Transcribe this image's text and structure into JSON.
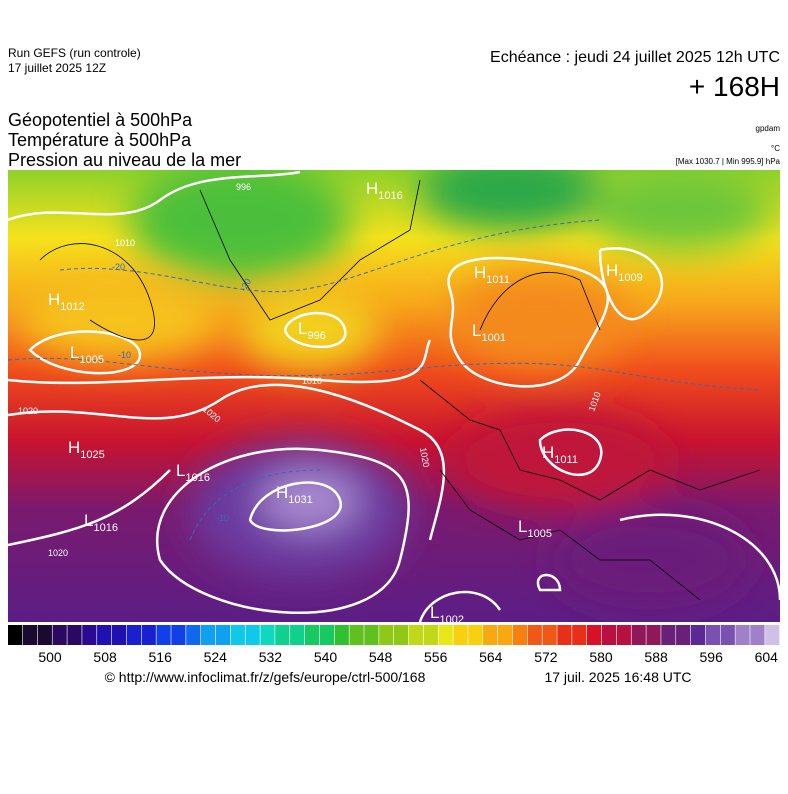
{
  "header": {
    "run": "Run GEFS (run controle)",
    "run_date": "17 juillet 2025 12Z",
    "echeance": "Echéance : jeudi 24 juillet 2025 12h UTC",
    "lead": "+ 168H",
    "fields": [
      "Géopotentiel à 500hPa",
      "Température à 500hPa",
      "Pression au niveau de la mer"
    ],
    "unit_geo": "gpdam",
    "unit_temp": "°C",
    "extremes": "[Max 1030.7 | Min 995.9] hPa"
  },
  "pressure_centers": [
    {
      "letter": "H",
      "value": "1016"
    },
    {
      "letter": "H",
      "value": "1011"
    },
    {
      "letter": "H",
      "value": "1009"
    },
    {
      "letter": "H",
      "value": "1012"
    },
    {
      "letter": "L",
      "value": "996"
    },
    {
      "letter": "L",
      "value": "1005"
    },
    {
      "letter": "L",
      "value": "1001"
    },
    {
      "letter": "H",
      "value": "1025"
    },
    {
      "letter": "L",
      "value": "1016"
    },
    {
      "letter": "H",
      "value": "1031"
    },
    {
      "letter": "L",
      "value": "1016"
    },
    {
      "letter": "H",
      "value": "1011"
    },
    {
      "letter": "L",
      "value": "1005"
    },
    {
      "letter": "L",
      "value": "1002"
    }
  ],
  "isobar_labels": [
    "1010",
    "1010",
    "1020",
    "1020",
    "1020",
    "1020",
    "1010",
    "996",
    "-20",
    "-20",
    "-10",
    "-10"
  ],
  "colorbar": {
    "ticks": [
      "500",
      "508",
      "516",
      "524",
      "532",
      "540",
      "548",
      "556",
      "564",
      "572",
      "580",
      "588",
      "596",
      "604"
    ]
  },
  "footer": {
    "source": "© http://www.infoclimat.fr/z/gefs/europe/ctrl-500/168",
    "generated": "17 juil. 2025 16:48 UTC"
  }
}
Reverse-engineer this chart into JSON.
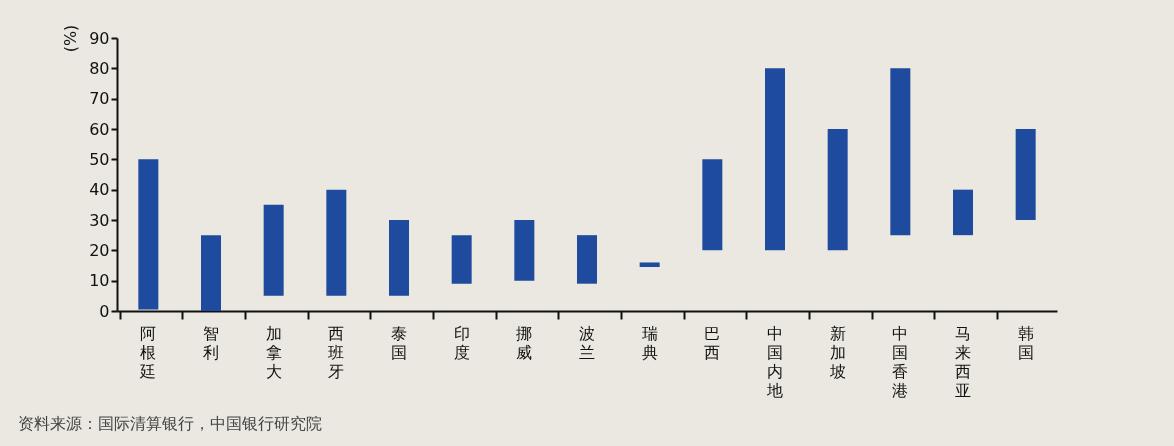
{
  "chart_data": {
    "type": "bar",
    "ylabel": "(%)",
    "annotations": [
      "资料来源：国际清算银行，中国银行研究院"
    ],
    "categories": [
      "阿根廷",
      "智利",
      "加拿大",
      "西班牙",
      "泰国",
      "印度",
      "挪威",
      "波兰",
      "瑞典",
      "巴西",
      "中国内地",
      "新加坡",
      "中国香港",
      "马来西亚",
      "韩国"
    ],
    "base": [
      0.5,
      0,
      5,
      5,
      5,
      9,
      10,
      9,
      14.5,
      20,
      20,
      20,
      25,
      25,
      30
    ],
    "values": [
      49.5,
      25,
      30,
      35,
      25,
      16,
      20,
      16,
      1.5,
      30,
      60,
      40,
      55,
      15,
      30
    ],
    "color": "#1f4b9e",
    "ylim": [
      0,
      90
    ],
    "yticks": [
      0,
      10,
      20,
      30,
      40,
      50,
      60,
      70,
      80,
      90
    ],
    "grid": false
  }
}
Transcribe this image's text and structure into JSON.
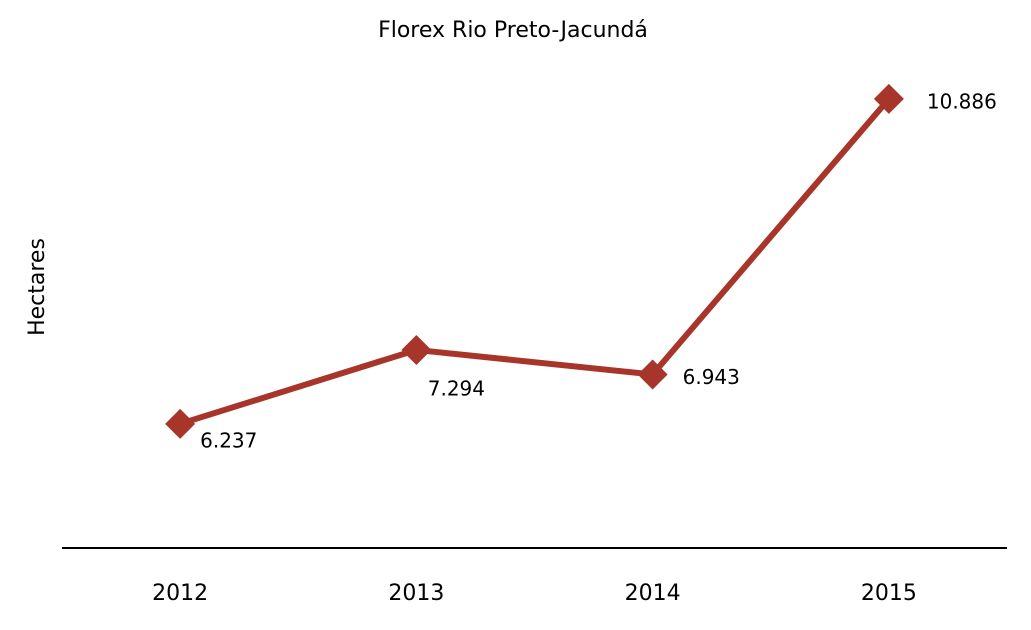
{
  "chart_data": {
    "type": "line",
    "title": "Florex Rio Preto-Jacundá",
    "y_label": "Hectares",
    "categories": [
      "2012",
      "2013",
      "2014",
      "2015"
    ],
    "series": [
      {
        "name": "Hectares",
        "color": "#a8352a",
        "values": [
          6237,
          7294,
          6943,
          10886
        ],
        "value_labels": [
          "6.237",
          "7.294",
          "6.943",
          "10.886"
        ]
      }
    ],
    "ylim": [
      4460,
      11300
    ]
  }
}
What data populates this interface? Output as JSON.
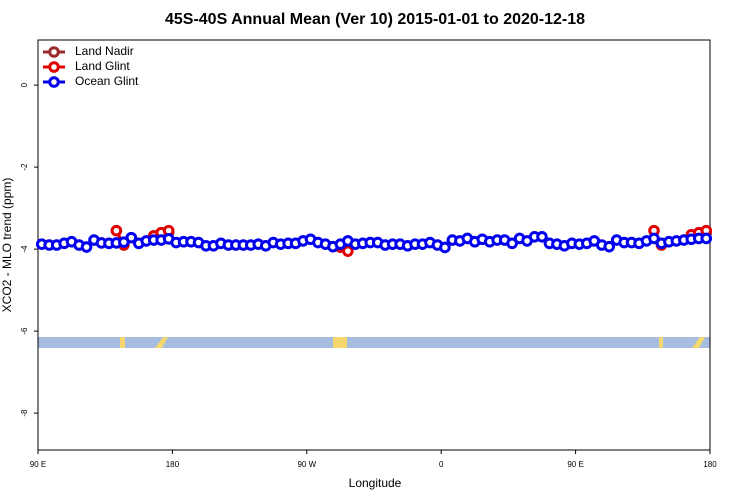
{
  "chart_data": {
    "type": "line",
    "title": "45S-40S Annual Mean (Ver 10)   2015-01-01 to 2020-12-18",
    "x_label": "Longitude",
    "y_label": "XCO2 - MLO trend (ppm)",
    "xlim": [
      90,
      540
    ],
    "xticks": [
      {
        "value": 90,
        "label": "90 E"
      },
      180,
      {
        "value": 270,
        "label": "90 W"
      },
      {
        "value": 360,
        "label": "0"
      },
      {
        "value": 450,
        "label": "90 E"
      },
      {
        "value": 540,
        "label": "180"
      }
    ],
    "ylim": [
      -8.9,
      1.1
    ],
    "yticks": [
      0,
      -2,
      -4,
      -6,
      -8
    ],
    "legend": "top-left",
    "series": [
      {
        "name": "Land Nadir",
        "color": "#9b2d2d",
        "x": [
          167.5,
          172.5,
          177.5,
          287.5,
          292.5,
          297.5,
          527.5,
          532.5,
          537.5
        ],
        "values": [
          -3.68,
          -3.62,
          -3.6,
          null,
          -3.95,
          -4.0,
          null,
          -3.65,
          -3.6
        ]
      },
      {
        "name": "Land Glint",
        "color": "#e00000",
        "x": [
          142.5,
          147.5,
          152.5,
          167.5,
          172.5,
          177.5,
          287.5,
          292.5,
          297.5,
          302.5,
          502.5,
          507.5,
          512.5,
          527.5,
          532.5,
          537.5
        ],
        "values": [
          -3.55,
          -3.9,
          null,
          -3.68,
          -3.6,
          -3.55,
          null,
          -3.95,
          -4.05,
          null,
          -3.55,
          -3.9,
          null,
          -3.65,
          -3.6,
          -3.55
        ]
      },
      {
        "name": "Ocean Glint",
        "color": "#0000ee",
        "x": [
          92.5,
          97.5,
          102.5,
          107.5,
          112.5,
          117.5,
          122.5,
          127.5,
          132.5,
          137.5,
          142.5,
          147.5,
          152.5,
          157.5,
          162.5,
          167.5,
          172.5,
          177.5,
          182.5,
          187.5,
          192.5,
          197.5,
          202.5,
          207.5,
          212.5,
          217.5,
          222.5,
          227.5,
          232.5,
          237.5,
          242.5,
          247.5,
          252.5,
          257.5,
          262.5,
          267.5,
          272.5,
          277.5,
          282.5,
          287.5,
          292.5,
          297.5,
          302.5,
          307.5,
          312.5,
          317.5,
          322.5,
          327.5,
          332.5,
          337.5,
          342.5,
          347.5,
          352.5,
          357.5,
          362.5,
          367.5,
          372.5,
          377.5,
          382.5,
          387.5,
          392.5,
          397.5,
          402.5,
          407.5,
          412.5,
          417.5,
          422.5,
          427.5,
          432.5,
          437.5,
          442.5,
          447.5,
          452.5,
          457.5,
          462.5,
          467.5,
          472.5,
          477.5,
          482.5,
          487.5,
          492.5,
          497.5,
          502.5,
          507.5,
          512.5,
          517.5,
          522.5,
          527.5,
          532.5,
          537.5
        ],
        "values": [
          -3.88,
          -3.9,
          -3.9,
          -3.86,
          -3.82,
          -3.9,
          -3.95,
          -3.78,
          -3.85,
          -3.86,
          -3.85,
          -3.83,
          -3.72,
          -3.86,
          -3.8,
          -3.78,
          -3.78,
          -3.75,
          -3.84,
          -3.82,
          -3.82,
          -3.84,
          -3.92,
          -3.92,
          -3.86,
          -3.9,
          -3.9,
          -3.9,
          -3.9,
          -3.88,
          -3.92,
          -3.84,
          -3.88,
          -3.86,
          -3.86,
          -3.8,
          -3.76,
          -3.84,
          -3.88,
          -3.94,
          -3.88,
          -3.8,
          -3.88,
          -3.86,
          -3.84,
          -3.84,
          -3.9,
          -3.88,
          -3.88,
          -3.92,
          -3.88,
          -3.88,
          -3.84,
          -3.9,
          -3.96,
          -3.78,
          -3.8,
          -3.74,
          -3.82,
          -3.76,
          -3.82,
          -3.78,
          -3.78,
          -3.86,
          -3.74,
          -3.8,
          -3.7,
          -3.7,
          -3.86,
          -3.88,
          -3.92,
          -3.86,
          -3.88,
          -3.86,
          -3.8,
          -3.9,
          -3.94,
          -3.78,
          -3.84,
          -3.84,
          -3.86,
          -3.8,
          -3.74,
          -3.86,
          -3.82,
          -3.8,
          -3.78,
          -3.76,
          -3.74,
          -3.74
        ]
      }
    ]
  }
}
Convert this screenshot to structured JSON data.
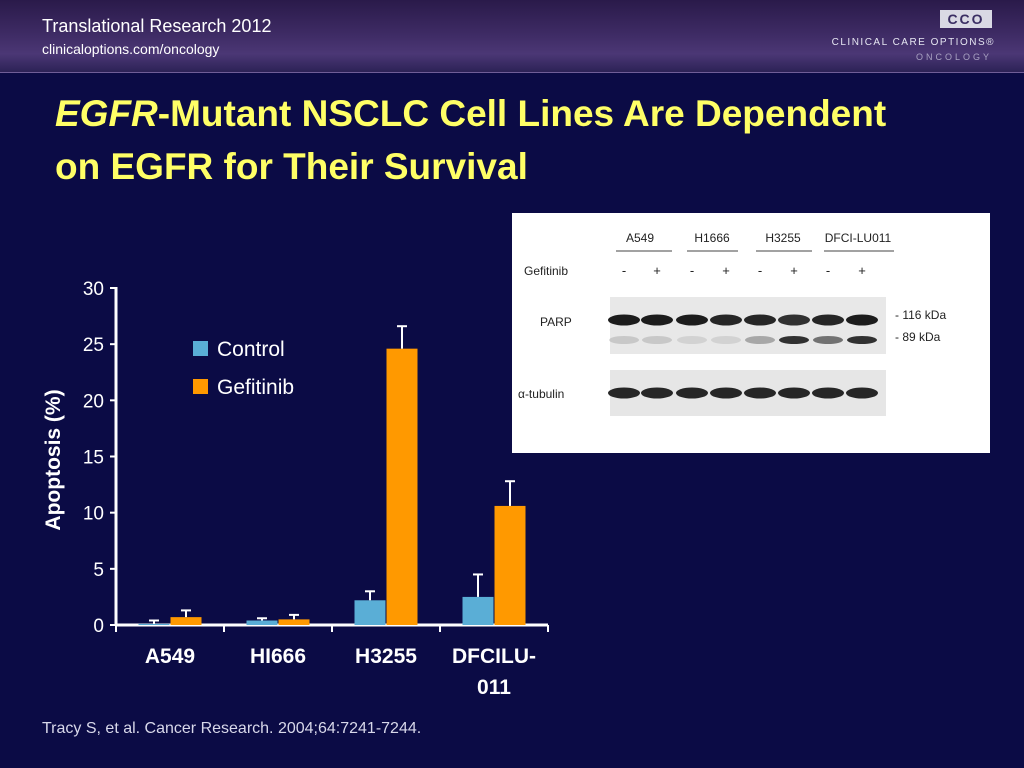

• WHAT NEEDS TO BE DONE: Return every line containing "this".

• WRITTEN RESPONSE:
Transcribe this image's text and structure into JSON.
Reverse-engineer this chart into JSON.
Transcribe this image's text and structure into JSON.
What data populates this interface? Output as JSON.
Convert this screenshot to structured JSON data.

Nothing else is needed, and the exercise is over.